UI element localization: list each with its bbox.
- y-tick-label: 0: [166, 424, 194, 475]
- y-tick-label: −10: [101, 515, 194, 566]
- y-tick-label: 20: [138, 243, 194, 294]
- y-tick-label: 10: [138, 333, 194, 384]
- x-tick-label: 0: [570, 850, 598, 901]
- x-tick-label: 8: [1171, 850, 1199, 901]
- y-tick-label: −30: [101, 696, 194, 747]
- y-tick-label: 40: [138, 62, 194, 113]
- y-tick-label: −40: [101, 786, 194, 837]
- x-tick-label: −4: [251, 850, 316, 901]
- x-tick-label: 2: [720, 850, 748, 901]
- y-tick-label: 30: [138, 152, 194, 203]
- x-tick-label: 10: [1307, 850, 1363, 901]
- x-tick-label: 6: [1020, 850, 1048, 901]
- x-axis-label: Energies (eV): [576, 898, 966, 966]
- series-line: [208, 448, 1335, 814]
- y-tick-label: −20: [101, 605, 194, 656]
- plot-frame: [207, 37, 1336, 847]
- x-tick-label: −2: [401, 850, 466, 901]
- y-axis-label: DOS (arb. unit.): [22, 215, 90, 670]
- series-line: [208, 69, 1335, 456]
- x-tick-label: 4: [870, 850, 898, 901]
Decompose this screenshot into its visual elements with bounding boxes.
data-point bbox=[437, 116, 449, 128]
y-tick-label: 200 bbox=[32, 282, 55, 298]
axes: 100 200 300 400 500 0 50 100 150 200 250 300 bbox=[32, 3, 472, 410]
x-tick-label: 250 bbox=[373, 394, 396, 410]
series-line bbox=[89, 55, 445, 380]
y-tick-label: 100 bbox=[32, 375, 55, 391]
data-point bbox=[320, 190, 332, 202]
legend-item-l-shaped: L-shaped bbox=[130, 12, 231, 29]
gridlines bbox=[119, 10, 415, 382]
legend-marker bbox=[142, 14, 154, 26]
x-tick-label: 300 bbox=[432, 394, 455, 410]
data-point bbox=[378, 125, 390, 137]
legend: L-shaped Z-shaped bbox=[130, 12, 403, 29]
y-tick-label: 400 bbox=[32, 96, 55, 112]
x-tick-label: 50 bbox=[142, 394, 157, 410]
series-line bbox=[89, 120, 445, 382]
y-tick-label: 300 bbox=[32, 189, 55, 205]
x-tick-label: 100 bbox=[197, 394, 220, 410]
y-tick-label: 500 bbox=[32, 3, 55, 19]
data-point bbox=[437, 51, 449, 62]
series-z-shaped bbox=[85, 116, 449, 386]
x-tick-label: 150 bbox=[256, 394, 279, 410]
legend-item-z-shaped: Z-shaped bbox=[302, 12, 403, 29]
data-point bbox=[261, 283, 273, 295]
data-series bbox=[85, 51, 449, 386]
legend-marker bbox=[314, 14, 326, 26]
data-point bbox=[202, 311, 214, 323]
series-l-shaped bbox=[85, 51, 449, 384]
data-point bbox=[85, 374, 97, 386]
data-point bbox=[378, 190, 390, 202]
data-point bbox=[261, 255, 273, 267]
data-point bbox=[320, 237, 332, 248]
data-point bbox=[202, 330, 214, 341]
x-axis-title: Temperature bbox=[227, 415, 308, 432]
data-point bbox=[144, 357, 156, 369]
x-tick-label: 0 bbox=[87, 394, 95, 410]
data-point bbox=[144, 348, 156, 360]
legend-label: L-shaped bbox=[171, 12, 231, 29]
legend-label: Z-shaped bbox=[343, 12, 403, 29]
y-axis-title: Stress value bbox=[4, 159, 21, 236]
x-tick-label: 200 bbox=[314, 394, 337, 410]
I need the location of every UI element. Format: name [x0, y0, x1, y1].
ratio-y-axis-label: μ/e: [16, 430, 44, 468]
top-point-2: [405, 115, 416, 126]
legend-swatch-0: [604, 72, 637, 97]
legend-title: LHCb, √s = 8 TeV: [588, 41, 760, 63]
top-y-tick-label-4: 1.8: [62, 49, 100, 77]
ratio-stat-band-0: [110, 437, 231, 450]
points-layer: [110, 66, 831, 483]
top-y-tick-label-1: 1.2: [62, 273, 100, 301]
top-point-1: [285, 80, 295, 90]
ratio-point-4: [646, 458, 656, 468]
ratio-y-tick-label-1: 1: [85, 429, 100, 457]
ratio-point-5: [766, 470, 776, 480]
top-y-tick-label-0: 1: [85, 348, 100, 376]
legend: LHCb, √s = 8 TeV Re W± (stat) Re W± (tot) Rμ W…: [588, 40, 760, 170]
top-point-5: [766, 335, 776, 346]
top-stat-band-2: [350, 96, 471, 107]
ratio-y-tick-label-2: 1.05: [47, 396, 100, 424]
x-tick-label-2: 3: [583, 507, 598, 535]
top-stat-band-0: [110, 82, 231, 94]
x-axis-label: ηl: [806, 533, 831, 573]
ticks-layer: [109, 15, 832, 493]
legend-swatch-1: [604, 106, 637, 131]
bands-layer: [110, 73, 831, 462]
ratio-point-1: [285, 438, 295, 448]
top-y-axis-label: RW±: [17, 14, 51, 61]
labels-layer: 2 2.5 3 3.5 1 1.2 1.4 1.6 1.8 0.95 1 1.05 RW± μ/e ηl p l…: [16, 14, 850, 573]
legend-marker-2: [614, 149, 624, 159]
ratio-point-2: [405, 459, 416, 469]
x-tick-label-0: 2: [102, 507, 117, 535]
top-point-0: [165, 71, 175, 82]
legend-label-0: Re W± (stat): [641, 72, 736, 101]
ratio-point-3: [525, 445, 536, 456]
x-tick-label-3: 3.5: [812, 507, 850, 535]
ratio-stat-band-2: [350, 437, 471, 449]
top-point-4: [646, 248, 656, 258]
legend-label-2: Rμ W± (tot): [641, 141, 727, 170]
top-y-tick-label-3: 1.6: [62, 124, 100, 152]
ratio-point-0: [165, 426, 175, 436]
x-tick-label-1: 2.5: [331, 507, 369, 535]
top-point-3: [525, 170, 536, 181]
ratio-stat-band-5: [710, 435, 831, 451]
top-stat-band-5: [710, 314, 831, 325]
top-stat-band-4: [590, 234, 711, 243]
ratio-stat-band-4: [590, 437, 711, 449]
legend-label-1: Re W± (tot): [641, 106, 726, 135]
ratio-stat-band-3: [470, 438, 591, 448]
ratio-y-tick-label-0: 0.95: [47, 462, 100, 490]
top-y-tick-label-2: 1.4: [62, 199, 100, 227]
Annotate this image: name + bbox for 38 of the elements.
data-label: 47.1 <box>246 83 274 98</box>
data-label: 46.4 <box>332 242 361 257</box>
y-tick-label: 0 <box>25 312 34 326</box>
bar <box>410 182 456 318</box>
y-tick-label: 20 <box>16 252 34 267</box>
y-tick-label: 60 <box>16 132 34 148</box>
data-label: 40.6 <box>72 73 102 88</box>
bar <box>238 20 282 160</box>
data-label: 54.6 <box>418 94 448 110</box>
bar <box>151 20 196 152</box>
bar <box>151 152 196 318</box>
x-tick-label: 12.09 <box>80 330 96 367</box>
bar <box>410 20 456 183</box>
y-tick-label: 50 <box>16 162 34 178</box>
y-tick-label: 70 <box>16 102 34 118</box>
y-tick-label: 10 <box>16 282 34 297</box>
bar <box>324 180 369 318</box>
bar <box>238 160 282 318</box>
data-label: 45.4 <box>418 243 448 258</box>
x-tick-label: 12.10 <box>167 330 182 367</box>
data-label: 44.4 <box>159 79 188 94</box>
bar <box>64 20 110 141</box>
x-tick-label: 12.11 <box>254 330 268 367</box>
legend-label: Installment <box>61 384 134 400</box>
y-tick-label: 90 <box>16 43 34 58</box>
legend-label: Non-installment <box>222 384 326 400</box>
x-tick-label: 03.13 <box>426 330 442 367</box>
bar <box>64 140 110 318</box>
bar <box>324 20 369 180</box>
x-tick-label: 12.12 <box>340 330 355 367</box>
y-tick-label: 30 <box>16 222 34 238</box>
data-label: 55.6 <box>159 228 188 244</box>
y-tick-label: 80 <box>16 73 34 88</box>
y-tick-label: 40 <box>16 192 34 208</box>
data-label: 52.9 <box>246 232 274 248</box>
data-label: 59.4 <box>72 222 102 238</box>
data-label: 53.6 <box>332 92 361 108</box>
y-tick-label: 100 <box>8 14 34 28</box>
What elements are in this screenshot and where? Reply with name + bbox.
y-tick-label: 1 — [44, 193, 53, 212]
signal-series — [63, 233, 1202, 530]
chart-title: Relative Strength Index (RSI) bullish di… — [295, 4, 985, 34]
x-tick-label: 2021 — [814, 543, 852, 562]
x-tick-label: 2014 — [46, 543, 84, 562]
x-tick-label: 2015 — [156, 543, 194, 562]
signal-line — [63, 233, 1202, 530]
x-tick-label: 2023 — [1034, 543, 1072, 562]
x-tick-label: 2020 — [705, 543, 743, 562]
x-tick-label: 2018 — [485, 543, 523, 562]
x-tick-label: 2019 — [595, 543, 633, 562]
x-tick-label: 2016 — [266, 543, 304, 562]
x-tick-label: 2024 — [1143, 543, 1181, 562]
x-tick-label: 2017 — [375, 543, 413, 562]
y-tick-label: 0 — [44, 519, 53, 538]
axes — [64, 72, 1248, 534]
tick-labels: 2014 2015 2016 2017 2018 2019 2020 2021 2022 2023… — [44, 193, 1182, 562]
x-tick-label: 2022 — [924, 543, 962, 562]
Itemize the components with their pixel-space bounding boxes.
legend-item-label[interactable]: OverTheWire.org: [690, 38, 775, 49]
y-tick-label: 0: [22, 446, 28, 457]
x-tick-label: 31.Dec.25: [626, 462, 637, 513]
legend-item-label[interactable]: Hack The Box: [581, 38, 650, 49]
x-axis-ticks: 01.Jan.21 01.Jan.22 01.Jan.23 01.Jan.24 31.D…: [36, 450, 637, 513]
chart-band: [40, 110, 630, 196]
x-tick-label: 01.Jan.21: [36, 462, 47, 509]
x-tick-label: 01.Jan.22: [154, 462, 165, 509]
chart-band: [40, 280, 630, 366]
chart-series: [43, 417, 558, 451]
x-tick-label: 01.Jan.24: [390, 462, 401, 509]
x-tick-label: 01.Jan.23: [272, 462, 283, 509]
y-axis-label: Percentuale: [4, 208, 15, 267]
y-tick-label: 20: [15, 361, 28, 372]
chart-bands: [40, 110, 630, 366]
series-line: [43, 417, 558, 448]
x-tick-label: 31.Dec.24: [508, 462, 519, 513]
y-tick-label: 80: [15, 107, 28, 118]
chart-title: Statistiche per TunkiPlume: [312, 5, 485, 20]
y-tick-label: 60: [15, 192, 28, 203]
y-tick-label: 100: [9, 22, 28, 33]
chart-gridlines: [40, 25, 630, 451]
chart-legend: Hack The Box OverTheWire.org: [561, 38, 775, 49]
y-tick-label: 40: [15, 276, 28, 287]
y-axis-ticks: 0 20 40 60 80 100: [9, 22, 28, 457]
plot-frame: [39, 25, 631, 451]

Exercise task ->
Could you rewrite the lines from the very first one through the line containing "legend-item-l-shaped: L-shaped bbox=[130, 12, 231, 29]", inclusive, swapping "series-line" for "data-line" and leaving everything else as it is?

Answer ->
UI element localization: list each with its bbox.
- y-tick-label: 0: [166, 424, 194, 475]
- y-tick-label: −10: [101, 515, 194, 566]
- y-tick-label: 20: [138, 243, 194, 294]
- y-tick-label: 10: [138, 333, 194, 384]
- x-tick-label: 0: [570, 850, 598, 901]
- x-tick-label: 8: [1171, 850, 1199, 901]
- y-tick-label: −30: [101, 696, 194, 747]
- y-tick-label: 40: [138, 62, 194, 113]
- y-tick-label: −40: [101, 786, 194, 837]
- x-tick-label: −4: [251, 850, 316, 901]
- x-tick-label: 2: [720, 850, 748, 901]
- y-tick-label: 30: [138, 152, 194, 203]
- x-tick-label: 10: [1307, 850, 1363, 901]
- x-tick-label: 6: [1020, 850, 1048, 901]
- x-axis-label: Energies (eV): [576, 898, 966, 966]
- data-line: [208, 448, 1335, 814]
- y-tick-label: −20: [101, 605, 194, 656]
- plot-frame: [207, 37, 1336, 847]
- x-tick-label: −2: [401, 850, 466, 901]
- y-axis-label: DOS (arb. unit.): [22, 215, 90, 670]
- data-line: [208, 69, 1335, 456]
- x-tick-label: 4: [870, 850, 898, 901]
Decompose this screenshot into its visual elements with bounding boxes.
data-point bbox=[437, 116, 449, 128]
y-tick-label: 200 bbox=[32, 282, 55, 298]
axes: 100 200 300 400 500 0 50 100 150 200 250 300 bbox=[32, 3, 472, 410]
x-tick-label: 250 bbox=[373, 394, 396, 410]
data-line bbox=[89, 55, 445, 380]
y-tick-label: 100 bbox=[32, 375, 55, 391]
data-point bbox=[320, 190, 332, 202]
legend-item-l-shaped: L-shaped bbox=[130, 12, 231, 29]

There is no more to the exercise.